# Instruction
Write out every entry exactly as it appears.

***** Extracted information *****

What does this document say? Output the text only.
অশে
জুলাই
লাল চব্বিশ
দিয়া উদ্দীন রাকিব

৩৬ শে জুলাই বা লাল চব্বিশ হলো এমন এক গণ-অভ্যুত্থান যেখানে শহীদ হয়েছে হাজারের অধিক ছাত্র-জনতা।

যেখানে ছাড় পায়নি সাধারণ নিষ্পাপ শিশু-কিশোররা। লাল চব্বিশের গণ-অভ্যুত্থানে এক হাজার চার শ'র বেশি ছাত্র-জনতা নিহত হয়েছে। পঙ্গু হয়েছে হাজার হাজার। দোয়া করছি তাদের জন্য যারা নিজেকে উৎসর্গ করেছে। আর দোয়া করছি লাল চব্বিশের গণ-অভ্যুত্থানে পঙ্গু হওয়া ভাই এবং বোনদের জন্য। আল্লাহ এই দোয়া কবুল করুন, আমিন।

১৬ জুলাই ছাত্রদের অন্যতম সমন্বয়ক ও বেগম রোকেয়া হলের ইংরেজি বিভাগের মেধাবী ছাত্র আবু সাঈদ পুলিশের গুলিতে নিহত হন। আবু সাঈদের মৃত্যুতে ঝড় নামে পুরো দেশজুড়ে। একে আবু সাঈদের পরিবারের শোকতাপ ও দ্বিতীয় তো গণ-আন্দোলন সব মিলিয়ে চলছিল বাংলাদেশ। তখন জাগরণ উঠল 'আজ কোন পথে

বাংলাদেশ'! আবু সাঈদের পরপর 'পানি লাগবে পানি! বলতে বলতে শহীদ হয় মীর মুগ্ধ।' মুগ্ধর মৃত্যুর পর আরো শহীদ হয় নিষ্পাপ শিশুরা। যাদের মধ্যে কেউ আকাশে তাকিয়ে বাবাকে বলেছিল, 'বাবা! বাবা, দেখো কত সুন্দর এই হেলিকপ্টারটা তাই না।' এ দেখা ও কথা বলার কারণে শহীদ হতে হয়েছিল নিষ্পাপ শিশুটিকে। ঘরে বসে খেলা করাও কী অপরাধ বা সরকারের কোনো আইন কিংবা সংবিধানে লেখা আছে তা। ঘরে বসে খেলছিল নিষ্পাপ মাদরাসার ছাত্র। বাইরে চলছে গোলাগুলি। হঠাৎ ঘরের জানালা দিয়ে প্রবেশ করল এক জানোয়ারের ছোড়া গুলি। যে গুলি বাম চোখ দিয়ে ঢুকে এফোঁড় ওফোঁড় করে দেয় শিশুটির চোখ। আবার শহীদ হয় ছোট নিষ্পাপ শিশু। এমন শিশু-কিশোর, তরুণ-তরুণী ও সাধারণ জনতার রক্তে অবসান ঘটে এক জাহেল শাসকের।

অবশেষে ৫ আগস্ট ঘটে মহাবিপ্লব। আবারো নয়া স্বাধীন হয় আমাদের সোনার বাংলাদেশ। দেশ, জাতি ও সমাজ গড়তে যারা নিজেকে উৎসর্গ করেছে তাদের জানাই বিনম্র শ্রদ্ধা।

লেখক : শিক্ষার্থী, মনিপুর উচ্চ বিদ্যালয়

*****

# Correct response
What does this document say? Output the text only.
অশে
জুলাই
লাল চব্বিশ
দিয়া উদ্দীন রাকিব

৩৬ শে জুলাই বা লাল চব্বিশ হলো এমন এক গণ-অভ্যুত্থান যেখানে শহীদ হয়েছে হাজারের অধিক ছাত্র-জনতা।

যেখানে ছাড় পায়নি সাধারণ নিষ্পাপ শিশু-কিশোররা। লাল চব্বিশের গণ-অভ্যুত্থানে এক হাজার চার শ'র বেশি ছাত্র-জনতা নিহত হয়েছে। পঙ্গু হয়েছে হাজার হাজার। দোয়া করছি তাদের জন্য যারা নিজেকে উৎসর্গ করেছে। আর দোয়া করছি লাল চব্বিশের গণ-অভ্যুত্থানে পঙ্গু হওয়া ভাই এবং বোনদের জন্য। আল্লাহ এই দোয়া কবুল করুন, আমিন।

১৬ জুলাই ছাত্রদের অন্যতম সমন্বয়ক ও বেগম রোকেয়া হলের ইংরেজি বিভাগের মেধাবী ছাত্র আবু সাঈদ পুলিশের গুলিতে নিহত হন। আবু সাঈদের মৃত্যুতে ঝড় নামে পুরো দেশজুড়ে। একে আবু সাঈদের পরিবারের শোকতাপ ও দ্বিতীয় তো গণ-আন্দোলন সব মিলিয়ে চলছিল বাংলাদেশ। তখন জাগরণ উঠল 'আজ কোন পথে

বাংলাদেশ'! আবু সাঈদের পরপর 'পানি লাগবে পানি! বলতে বলতে শহীদ হয় মীর মুগ্ধ।' মুগ্ধর মৃত্যুর পর আরো শহীদ হয় নিষ্পাপ শিশুরা। যাদের মধ্যে কেউ আকাশে তাকিয়ে বাবাকে বলেছিল, 'বাবা! বাবা, দেখো কত সুন্দর এই হেলিকপ্টারটা তাই না।' এ দেখা ও কথা বলার কারণে শহীদ হতে হয়েছিল নিষ্পাপ শিশুটিকে। ঘরে বসে খেলা করাও কী অপরাধ বা সরকারের কোনো আইন কিংবা সংবিধানে লেখা আছে তা। ঘরে বসে খেলছিল নিষ্পাপ মাদরাসার ছাত্র। বাইরে চলছে গোলাগুলি। হঠাৎ ঘরের জানালা দিয়ে প্রবেশ করল এক জানোয়ারের ছোড়া গুলি। যে গুলি বাম চোখ দিয়ে ঢুকে এফোঁড় ওফোঁড় করে দেয় শিশুটির চোখ। আবার শহীদ হয় ছোট নিষ্পাপ শিশু। এমন শিশু-কিশোর, তরুণ-তরুণী ও সাধারণ জনতার রক্তে অবসান ঘটে এক জাহেল শাসকের।

অবশেষে ৫ আগস্ট ঘটে মহাবিপ্লব। আবারো নয়া স্বাধীন হয় আমাদের সোনার বাংলাদেশ। দেশ, জাতি ও সমাজ গড়তে যারা নিজেকে উৎসর্গ করেছে তাদের জানাই বিনম্র শ্রদ্ধা।

লেখক : শিক্ষার্থী, মনিপুর উচ্চ বিদ্যালয়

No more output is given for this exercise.